**TEXT EXTRACT**
** start **
A structured set of objections, weighed in public.

Desk editor's note, referee report, simulated authors' rebuttal, and a circularity audit. Tearing a paper down is the easy half of reading it; the pith above is the substance, this is the friction.

Desk Editor's Note private letter to a colleague

aLDA selection claims to beat random, posterior, and full-pool training for meeting ASR but the abstract supplies no numbers so the gain stays uncheckable.

read the letter

The main thing to know is that the paper applies acoustic LDA topic distributions to rank and select training utterances from a 2k-hour mixed pool to match a 32-hour meeting target, and states that the resulting models beat random selection, a posterior baseline, and training on everything. That last comparison is useful because it shows when extra data actually hurts. The application of aLDA as a similarity measure for this exact selection task is the concrete new step; earlier uses of aLDA in speech were for adaptation or labeling, not subset ranking. The experimental frame is reasonable on its face: a diverse pool, a small representative target sample, and the inclusion of the full-pool condition as a control. The soft spots are straightforward. The abstract asserts significant outperformance yet gives zero WER values, no selected data size, no error bars, and no mention of statistical tests, so the central claim cannot be assessed from what is shown. The assumption that unsupervised topics on acoustic features will separate data along the dimensions that actually move word error rate is plausible but untested in the description; there is no reported correlation between topic distance and per-utterance error, nor an ablation against simpler statistics such as mean MFCCs or i-vectors. That gap matches the stress-test concern and leaves open the possibility that any gain comes from incidental factors rather than domain match. This work is aimed at ASR practitioners who already have large heterogeneous collections and need to curate subsets for a narrow target like meetings or far-field transcription. A reader in that position could extract a workable recipe to try. The paper deserves a serious referee because the setup is concrete, the baselines are sensible, and the idea is simple enough to verify or refute with the full results table. I would send it to review.
** end **
**ENTRIES PROVIDED**
** start **
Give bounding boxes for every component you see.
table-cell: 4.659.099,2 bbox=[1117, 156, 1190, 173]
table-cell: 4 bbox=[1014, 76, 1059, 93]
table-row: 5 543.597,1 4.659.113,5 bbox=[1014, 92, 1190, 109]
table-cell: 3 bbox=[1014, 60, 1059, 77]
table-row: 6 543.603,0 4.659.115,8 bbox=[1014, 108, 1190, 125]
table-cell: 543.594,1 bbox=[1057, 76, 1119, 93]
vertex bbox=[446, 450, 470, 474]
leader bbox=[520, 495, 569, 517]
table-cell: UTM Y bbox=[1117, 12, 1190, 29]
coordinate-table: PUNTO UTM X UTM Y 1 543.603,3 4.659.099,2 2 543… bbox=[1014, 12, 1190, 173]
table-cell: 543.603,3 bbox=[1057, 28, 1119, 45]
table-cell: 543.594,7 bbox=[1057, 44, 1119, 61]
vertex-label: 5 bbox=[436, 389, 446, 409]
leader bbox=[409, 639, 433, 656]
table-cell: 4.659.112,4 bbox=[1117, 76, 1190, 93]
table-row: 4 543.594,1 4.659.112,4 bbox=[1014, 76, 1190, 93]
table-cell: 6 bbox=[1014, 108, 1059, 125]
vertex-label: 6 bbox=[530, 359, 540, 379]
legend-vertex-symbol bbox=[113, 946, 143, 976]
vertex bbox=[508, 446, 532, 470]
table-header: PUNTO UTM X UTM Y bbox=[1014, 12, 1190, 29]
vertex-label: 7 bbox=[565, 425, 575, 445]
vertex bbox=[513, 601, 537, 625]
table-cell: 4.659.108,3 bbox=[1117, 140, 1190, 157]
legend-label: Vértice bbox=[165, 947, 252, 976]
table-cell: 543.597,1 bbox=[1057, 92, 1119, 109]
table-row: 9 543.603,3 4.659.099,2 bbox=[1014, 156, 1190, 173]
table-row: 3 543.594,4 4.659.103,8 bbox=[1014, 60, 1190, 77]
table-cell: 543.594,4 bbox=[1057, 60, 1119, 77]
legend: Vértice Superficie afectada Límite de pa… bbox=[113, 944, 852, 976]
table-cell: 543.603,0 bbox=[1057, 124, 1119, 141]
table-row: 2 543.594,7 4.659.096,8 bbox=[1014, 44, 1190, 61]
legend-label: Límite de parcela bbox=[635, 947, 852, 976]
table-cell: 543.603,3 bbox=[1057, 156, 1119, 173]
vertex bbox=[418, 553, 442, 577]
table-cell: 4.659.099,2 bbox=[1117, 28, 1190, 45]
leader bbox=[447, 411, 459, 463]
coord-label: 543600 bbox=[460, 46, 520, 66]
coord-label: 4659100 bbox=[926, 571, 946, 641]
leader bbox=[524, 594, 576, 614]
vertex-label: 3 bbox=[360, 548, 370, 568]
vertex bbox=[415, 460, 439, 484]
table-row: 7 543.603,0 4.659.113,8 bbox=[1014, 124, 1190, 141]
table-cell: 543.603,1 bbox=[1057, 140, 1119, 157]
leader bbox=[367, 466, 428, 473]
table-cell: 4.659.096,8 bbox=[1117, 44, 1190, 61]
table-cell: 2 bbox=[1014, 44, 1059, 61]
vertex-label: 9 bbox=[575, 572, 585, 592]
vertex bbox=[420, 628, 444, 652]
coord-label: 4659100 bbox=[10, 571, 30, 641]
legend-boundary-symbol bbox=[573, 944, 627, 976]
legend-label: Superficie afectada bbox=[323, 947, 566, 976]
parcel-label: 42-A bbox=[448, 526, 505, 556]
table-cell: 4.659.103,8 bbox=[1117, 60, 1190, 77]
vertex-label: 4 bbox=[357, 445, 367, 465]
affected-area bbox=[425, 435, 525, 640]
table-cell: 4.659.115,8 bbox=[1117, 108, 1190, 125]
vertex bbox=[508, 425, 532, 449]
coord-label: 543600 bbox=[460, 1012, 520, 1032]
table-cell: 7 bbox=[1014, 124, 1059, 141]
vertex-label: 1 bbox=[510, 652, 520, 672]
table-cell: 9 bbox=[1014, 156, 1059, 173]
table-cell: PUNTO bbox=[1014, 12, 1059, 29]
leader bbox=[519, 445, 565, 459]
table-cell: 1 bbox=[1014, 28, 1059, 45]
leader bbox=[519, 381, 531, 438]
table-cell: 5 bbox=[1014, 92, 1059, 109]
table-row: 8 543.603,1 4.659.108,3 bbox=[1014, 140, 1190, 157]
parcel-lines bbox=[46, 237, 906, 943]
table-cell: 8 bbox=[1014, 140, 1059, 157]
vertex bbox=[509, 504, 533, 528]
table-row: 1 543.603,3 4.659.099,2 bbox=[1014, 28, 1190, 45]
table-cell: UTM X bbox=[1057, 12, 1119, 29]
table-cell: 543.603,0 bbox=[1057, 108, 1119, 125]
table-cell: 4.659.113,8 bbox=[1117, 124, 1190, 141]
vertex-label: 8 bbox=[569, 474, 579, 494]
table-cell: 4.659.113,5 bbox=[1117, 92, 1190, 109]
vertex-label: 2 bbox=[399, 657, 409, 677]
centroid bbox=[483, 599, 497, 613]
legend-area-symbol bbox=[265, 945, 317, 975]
** end **
**SHORT TASK 1**
Decide whether each statement agrees with the desk editor's note. Answer yes or no for each, and quote the words of the note that settle it.
(a) The training utterances are selected from a mixed pool of 2k hours.
(b) The abstract reports WER values for the compared conditions.
(c) The writer recommends that the paper go to review.
**SHORT TASK 2**
Put the lines of the records into a JSON list of strings, one string per line and no blank lines. Take everything from the start of the records down to the line that contains "vertex bbox=[418, 553, 442, 577]", with both ends included.

**EXERCISE RESPONSE 1**
(a) Yes: "select training utterances from a 2k-hour mixed pool to match a 32-hour meeting target"
(b) No: "The abstract asserts significant outperformance yet gives zero WER values"
(c) Yes: "I would send it to review."

**EXERCISE RESPONSE 2**
[
  "Give bounding boxes for every component you see.",
  "table-cell: 4.659.099,2 bbox=[1117, 156, 1190, 173]",
  "table-cell: 4 bbox=[1014, 76, 1059, 93]",
  "table-row: 5 543.597,1 4.659.113,5 bbox=[1014, 92, 1190, 109]",
  "table-cell: 3 bbox=[1014, 60, 1059, 77]",
  "table-row: 6 543.603,0 4.659.115,8 bbox=[1014, 108, 1190, 125]",
  "table-cell: 543.594,1 bbox=[1057, 76, 1119, 93]",
  "vertex bbox=[446, 450, 470, 474]",
  "leader bbox=[520, 495, 569, 517]",
  "table-cell: UTM Y bbox=[1117, 12, 1190, 29]",
  "coordinate-table: PUNTO UTM X UTM Y 1 543.603,3 4.659.099,2 2 543… bbox=[1014, 12, 1190, 173]",
  "table-cell: 543.603,3 bbox=[1057, 28, 1119, 45]",
  "table-cell: 543.594,7 bbox=[1057, 44, 1119, 61]",
  "vertex-label: 5 bbox=[436, 389, 446, 409]",
  "leader bbox=[409, 639, 433, 656]",
  "table-cell: 4.659.112,4 bbox=[1117, 76, 1190, 93]",
  "table-row: 4 543.594,1 4.659.112,4 bbox=[1014, 76, 1190, 93]",
  "table-cell: 6 bbox=[1014, 108, 1059, 125]",
  "vertex-label: 6 bbox=[530, 359, 540, 379]",
  "legend-vertex-symbol bbox=[113, 946, 143, 976]",
  "vertex bbox=[508, 446, 532, 470]",
  "table-header: PUNTO UTM X UTM Y bbox=[1014, 12, 1190, 29]",
  "vertex-label: 7 bbox=[565, 425, 575, 445]",
  "vertex bbox=[513, 601, 537, 625]",
  "table-cell: 4.659.108,3 bbox=[1117, 140, 1190, 157]",
  "legend-label: Vértice bbox=[165, 947, 252, 976]",
  "table-cell: 543.597,1 bbox=[1057, 92, 1119, 109]",
  "table-row: 9 543.603,3 4.659.099,2 bbox=[1014, 156, 1190, 173]",
  "table-row: 3 543.594,4 4.659.103,8 bbox=[1014, 60, 1190, 77]",
  "table-cell: 543.594,4 bbox=[1057, 60, 1119, 77]",
  "legend: Vértice Superficie afectada Límite de pa… bbox=[113, 944, 852, 976]",
  "table-cell: 543.603,0 bbox=[1057, 124, 1119, 141]",
  "table-row: 2 543.594,7 4.659.096,8 bbox=[1014, 44, 1190, 61]",
  "legend-label: Límite de parcela bbox=[635, 947, 852, 976]",
  "table-cell: 543.603,3 bbox=[1057, 156, 1119, 173]",
  "vertex bbox=[418, 553, 442, 577]"
]